### EXERCISE INPUTS:
※ ※ ※
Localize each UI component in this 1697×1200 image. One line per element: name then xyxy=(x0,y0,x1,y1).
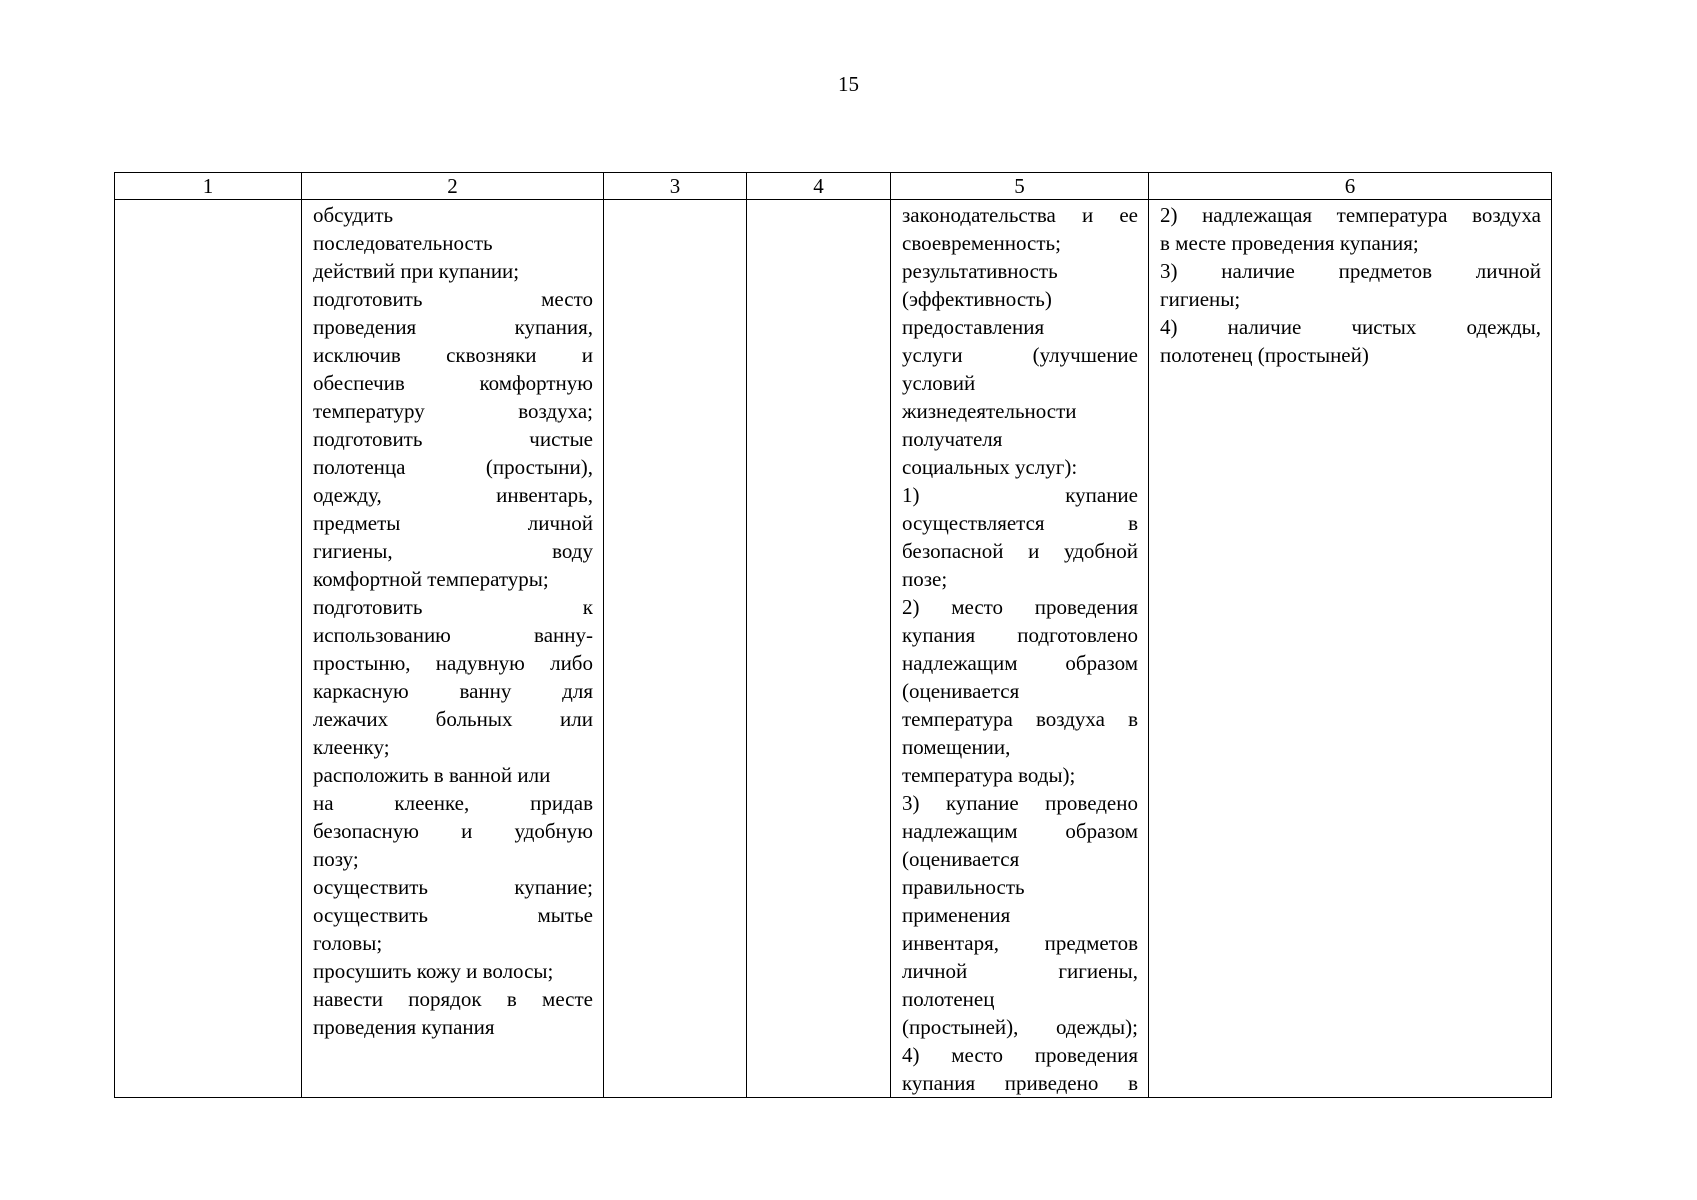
text-line: навести порядок в месте xyxy=(313,987,593,1011)
content-table xyxy=(114,172,1552,1098)
text-line: правильность xyxy=(902,875,1025,899)
text-line: комфортной температуры; xyxy=(313,567,549,591)
text-line: купания подготовлено xyxy=(902,623,1138,647)
text-line: осуществляется в xyxy=(902,511,1138,535)
column-header-2: 2 xyxy=(302,173,604,200)
text-line: каркасную ванну для xyxy=(313,679,593,703)
text-line: жизнедеятельности xyxy=(902,399,1077,423)
text-line: лежачих больных или xyxy=(313,707,593,731)
text-line: предметы личной xyxy=(313,511,593,535)
text-line: подготовить место xyxy=(313,287,593,311)
text-line: применения xyxy=(902,903,1011,927)
cell-col-2 xyxy=(302,200,604,1098)
cell-col-6 xyxy=(1149,200,1552,1098)
text-line: законодательства и ее xyxy=(902,203,1138,227)
text-line: своевременность; xyxy=(902,231,1061,255)
column-header-3: 3 xyxy=(604,173,747,200)
text-line: 2) место проведения xyxy=(902,595,1138,619)
text-line: получателя xyxy=(902,427,1003,451)
conditions-text xyxy=(1149,200,1551,369)
text-line: проведения купания xyxy=(313,1015,495,1039)
text-line: помещении, xyxy=(902,735,1011,759)
table-row xyxy=(115,200,1552,1098)
text-line: использованию ванну- xyxy=(313,623,593,647)
column-header-5: 5 xyxy=(891,173,1149,200)
text-line: услуги (улучшение xyxy=(902,343,1138,367)
text-line: результативность xyxy=(902,259,1058,283)
text-line: температура воздуха в xyxy=(902,707,1138,731)
text-line: полотенца (простыни), xyxy=(313,455,593,479)
text-line: (эффективность) xyxy=(902,287,1052,311)
text-line: на клеенке, придав xyxy=(313,791,593,815)
column-header-1: 1 xyxy=(115,173,302,200)
cell-col-5 xyxy=(891,200,1149,1098)
text-line: подготовить к xyxy=(313,595,593,619)
cell-col-1 xyxy=(115,200,302,1098)
text-line: клеенку; xyxy=(313,735,390,759)
column-header-4: 4 xyxy=(747,173,891,200)
text-line: 3) наличие предметов личной xyxy=(1160,259,1541,283)
text-line: простыню, надувную либо xyxy=(313,651,593,675)
header-row xyxy=(115,173,1552,200)
text-line: проведения купания, xyxy=(313,315,593,339)
text-line: безопасной и удобной xyxy=(902,539,1138,563)
text-line: надлежащим образом xyxy=(902,651,1138,675)
text-line: предоставления xyxy=(902,315,1045,339)
text-line: 1) купание xyxy=(902,483,1138,507)
text-line: (оценивается xyxy=(902,679,1020,703)
text-line: обеспечив комфортную xyxy=(313,371,593,395)
quality-criteria-text xyxy=(891,200,1148,1097)
text-line: (простыней), одежды); xyxy=(902,1015,1138,1039)
page-number: 15 xyxy=(838,72,859,96)
column-header-6: 6 xyxy=(1149,173,1552,200)
text-line: осуществить мытье xyxy=(313,903,593,927)
cell-col-4 xyxy=(747,200,891,1098)
text-line: социальных услуг): xyxy=(902,455,1078,479)
text-line: одежду, инвентарь, xyxy=(313,483,593,507)
text-line: 4) место проведения xyxy=(902,1043,1138,1067)
text-line: исключив сквозняки и xyxy=(313,343,593,367)
text-line: инвентаря, предметов xyxy=(902,931,1138,955)
text-line: позе; xyxy=(902,567,948,591)
text-line: надлежащим образом xyxy=(902,819,1138,843)
text-line: подготовить чистые xyxy=(313,427,593,451)
text-line: условий xyxy=(902,371,976,395)
text-line: (оценивается xyxy=(902,847,1020,871)
text-line: гигиены, воду xyxy=(313,539,593,563)
text-line: 4) наличие чистых одежды, xyxy=(1160,315,1541,339)
text-line: последовательность xyxy=(313,231,493,255)
text-line: действий при купании; xyxy=(313,259,520,283)
text-line: расположить в ванной или xyxy=(313,763,551,787)
text-line: головы; xyxy=(313,931,383,955)
text-line: 2) надлежащая температура воздуха xyxy=(1160,203,1541,227)
text-line: позу; xyxy=(313,847,359,871)
text-line: полотенец xyxy=(902,987,995,1011)
text-line: обсудить xyxy=(313,203,394,227)
text-line: купания приведено в xyxy=(902,1071,1138,1095)
procedure-steps-text xyxy=(302,200,603,1041)
text-line: осуществить купание; xyxy=(313,875,593,899)
text-line: температура воды); xyxy=(902,763,1076,787)
text-line: личной гигиены, xyxy=(902,959,1138,983)
cell-col-3 xyxy=(604,200,747,1098)
text-line: в месте проведения купания; xyxy=(1160,231,1419,255)
text-line: 3) купание проведено xyxy=(902,791,1138,815)
text-line: полотенец (простыней) xyxy=(1160,343,1369,367)
text-line: безопасную и удобную xyxy=(313,819,593,843)
text-line: просушить кожу и волосы; xyxy=(313,959,554,983)
text-line: гигиены; xyxy=(1160,287,1241,311)
text-line: температуру воздуха; xyxy=(313,399,593,423)
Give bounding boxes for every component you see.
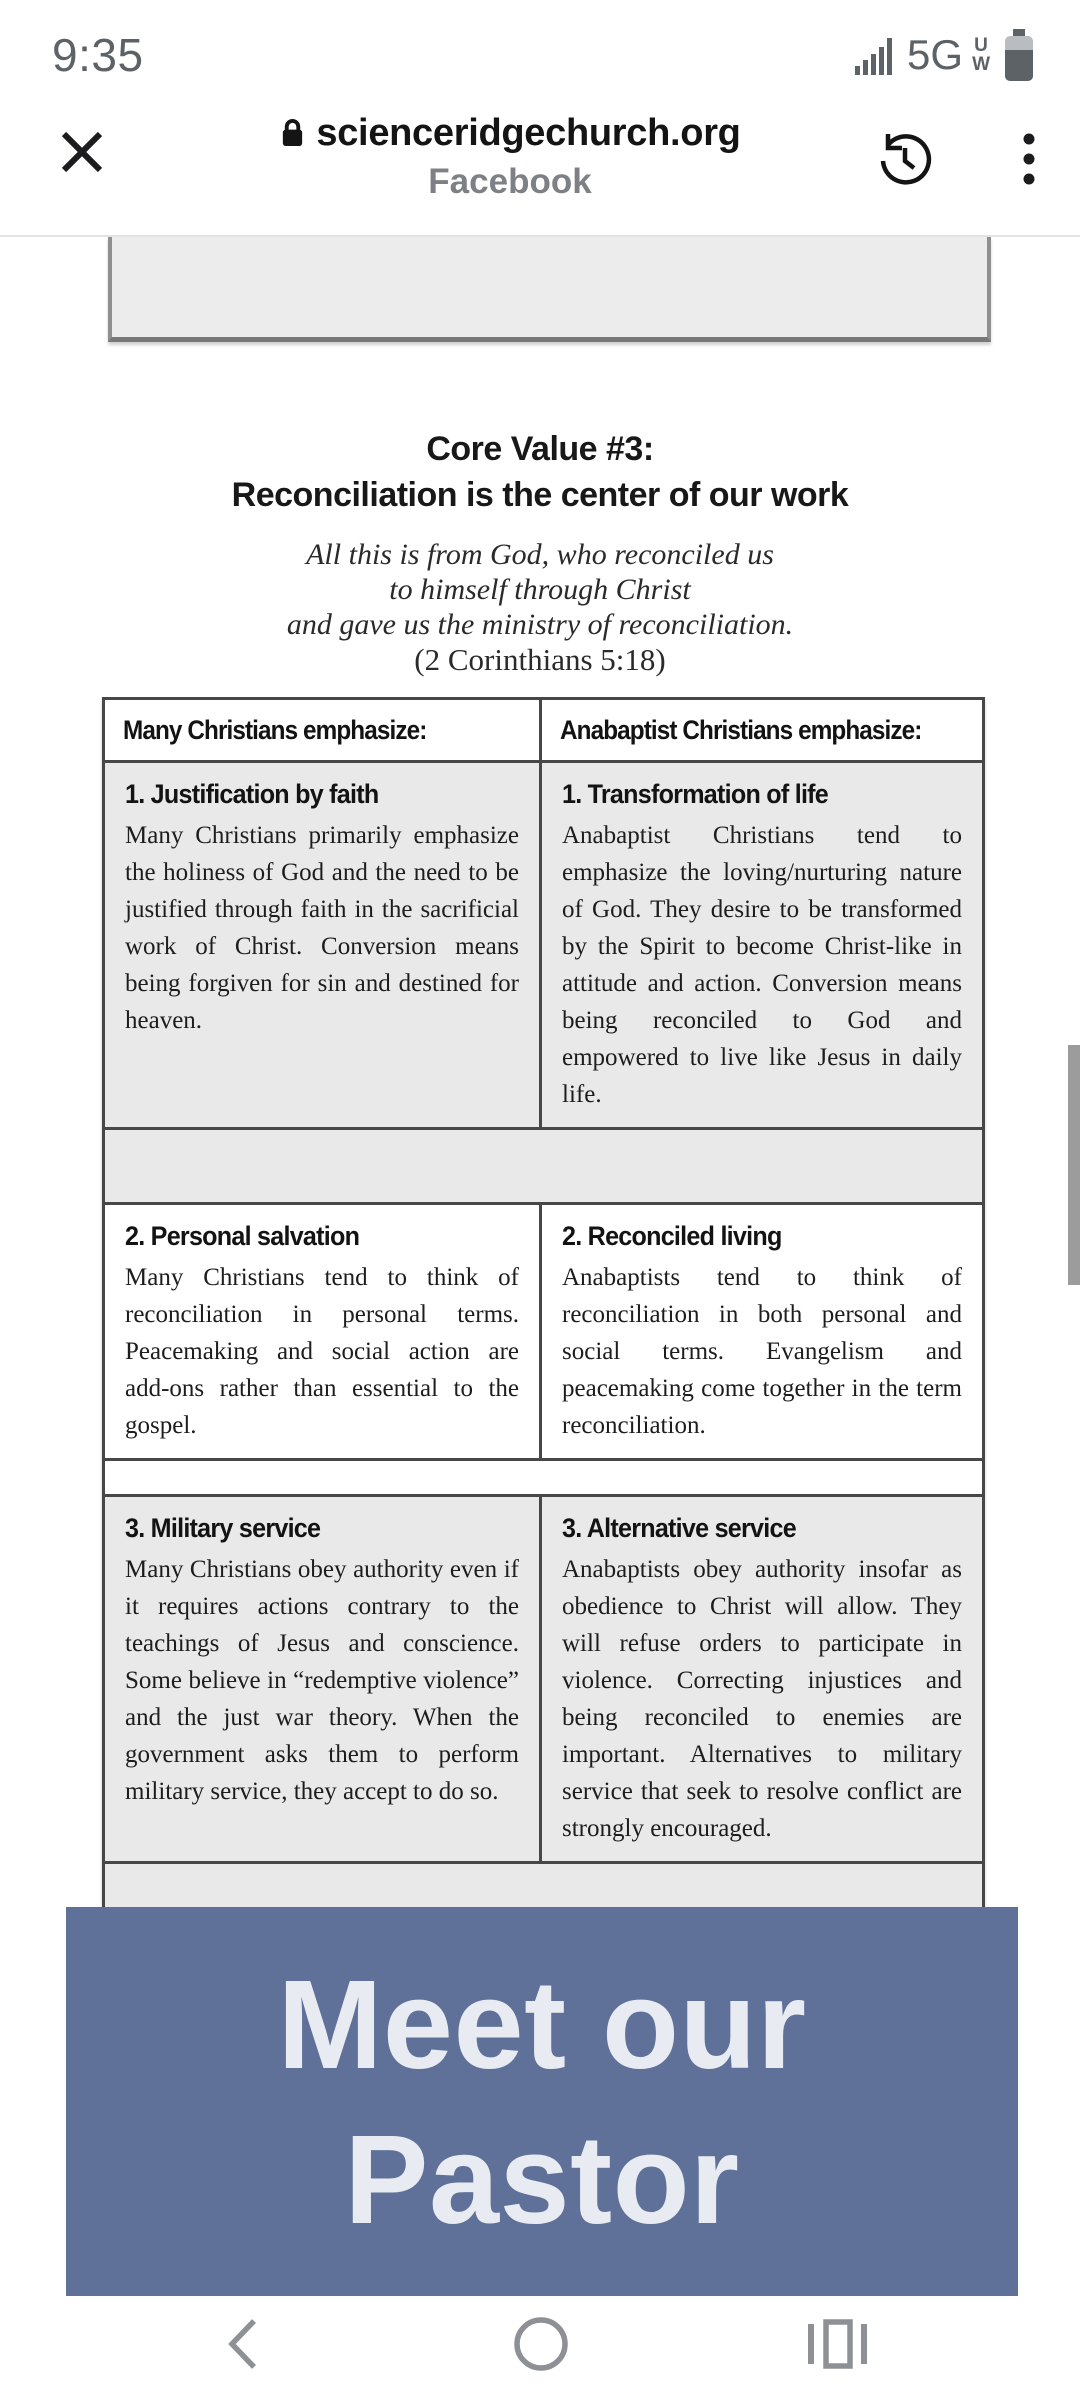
back-icon: [222, 2314, 264, 2374]
battery-icon: [1002, 26, 1036, 84]
cta-label-line2: Pastor: [344, 2108, 740, 2250]
android-nav-bar: [0, 2296, 1080, 2400]
comparison-table: [102, 697, 985, 1919]
cell-body: Anabaptists obey authority insofar as obedience to Christ will allow. They will refuse orders to participate in violence. Correcting injustices and being reconciled to enemies are important. Alternatives to military service that seek to resolve conflict are strongly encouraged.: [562, 1556, 962, 1842]
cell-heading: 3. Alternative service: [562, 1513, 796, 1543]
home-button[interactable]: [511, 2314, 571, 2377]
cell-heading: 2. Reconciled living: [562, 1221, 782, 1251]
overflow-menu-button[interactable]: [1022, 130, 1036, 191]
cell-heading: 1. Justification by faith: [125, 779, 379, 809]
site-identity: [180, 112, 840, 155]
url-bar[interactable]: [180, 112, 840, 202]
network-uw-badge: U W: [972, 35, 990, 75]
cell-body: Many Christians obey authority even if it requires actions contrary to the teachings of Jesus and conscience. Some believe in “redemptive violence” and the just war theory. When the government asks them to perform military service, they accept to do so.: [125, 1556, 519, 1805]
table-cell: [542, 1205, 982, 1458]
table-cell: [542, 763, 982, 1127]
browser-header: [0, 100, 1080, 237]
scripture-line: and gave us the ministry of reconciliation.: [286, 608, 794, 641]
cta-label-line1: Meet our: [277, 1953, 807, 2095]
table-cell: [542, 1497, 982, 1861]
page-title-line2: Reconciliation is the center of our work: [231, 476, 849, 514]
referrer-label: Facebook: [428, 162, 592, 201]
recents-button[interactable]: [803, 2314, 871, 2377]
history-icon: [876, 130, 934, 188]
previous-section-box: [108, 237, 991, 342]
recents-icon: [803, 2314, 871, 2374]
table-cell: [105, 1497, 542, 1861]
page-title-line1: Core Value #3:: [426, 430, 654, 468]
table-row: [105, 763, 982, 1130]
cell-body: Many Christians primarily emphasize the holiness of God and the need to be justified through faith in the sacrificial work of Christ. Conversion means being forgiven for sin and destined for heaven.: [125, 822, 519, 1034]
network-type-label: 5G: [907, 31, 964, 78]
table-header-cell: [105, 700, 542, 760]
signal-icon: [853, 33, 897, 77]
scrollbar-thumb[interactable]: [1068, 1045, 1080, 1285]
table-cell: [105, 1205, 542, 1458]
column-header-right: Anabaptist Christians emphasize:: [560, 715, 922, 745]
status-time: 9:35: [52, 29, 144, 81]
table-header-row: [105, 700, 982, 763]
meet-our-pastor-button[interactable]: [66, 1907, 1018, 2296]
overflow-menu-icon: [1022, 130, 1036, 188]
table-row: [105, 1497, 982, 1864]
cell-body: Anabaptists tend to think of reconciliation in both personal and social terms. Evangelism and peacemaking come together in the term reconciliation.: [562, 1264, 962, 1439]
column-header-left: Many Christians emphasize:: [123, 715, 427, 745]
page-title: [0, 426, 1080, 518]
table-cell: [105, 763, 542, 1127]
close-icon: [56, 126, 108, 178]
scripture-line: to himself through Christ: [389, 573, 691, 606]
home-icon: [511, 2314, 571, 2374]
lock-icon: [279, 117, 306, 150]
back-button[interactable]: [222, 2314, 264, 2377]
cell-body: Many Christians tend to think of reconciliation in personal terms. Peacemaking and social action are add-ons rather than essential to the gospel.: [125, 1264, 519, 1439]
cell-body: Anabaptist Christians tend to emphasize the loving/nurturing nature of God. They desire to be transformed by the Spirit to become Christ-like in attitude and action. Conversion means being reconciled to God and empowered to live like Jesus in daily life.: [562, 822, 962, 1108]
status-bar: [0, 0, 1080, 100]
scripture-quote: [0, 537, 1080, 677]
table-spacer-row: [105, 1461, 982, 1497]
site-domain: scienceridgechurch.org: [316, 112, 741, 154]
cell-heading: 3. Military service: [125, 1513, 321, 1543]
status-indicators: [853, 26, 1036, 84]
table-row: [105, 1205, 982, 1461]
cell-heading: 1. Transformation of life: [562, 779, 829, 809]
history-button[interactable]: [876, 130, 934, 191]
scripture-line: All this is from God, who reconciled us: [306, 538, 774, 571]
scripture-citation: (2 Corinthians 5:18): [414, 642, 666, 677]
close-button[interactable]: [56, 126, 108, 181]
table-spacer-row: [105, 1130, 982, 1205]
table-header-cell: [542, 700, 982, 760]
cell-heading: 2. Personal salvation: [125, 1221, 360, 1251]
※ ※ ※
### GIVEN PROBLEM:
Reproduce the lines of data above without any change, starting with the line that contains "back-icon: [222, 2314, 264, 2374]" and going on through the line that contains "cell-heading: 2. Reconciled", with both of those lines included.

### SOLUTION FOR THIS TASK:
back-icon: [222, 2314, 264, 2374]
battery-icon: [1002, 26, 1036, 84]
cta-label-line2: Pastor: [344, 2108, 740, 2250]
android-nav-bar: [0, 2296, 1080, 2400]
comparison-table: [102, 697, 985, 1919]
cell-body: Anabaptists obey authority insofar as obedience to Christ will allow. They will refuse orders to participate in violence. Correcting injustices and being reconciled to enemies are important. Alternatives to military service that seek to resolve conflict are strongly encouraged.: [562, 1556, 962, 1842]
cell-heading: 3. Alternative service: [562, 1513, 796, 1543]
home-button[interactable]: [511, 2314, 571, 2377]
cell-heading: 2. Reconciled living: [562, 1221, 782, 1251]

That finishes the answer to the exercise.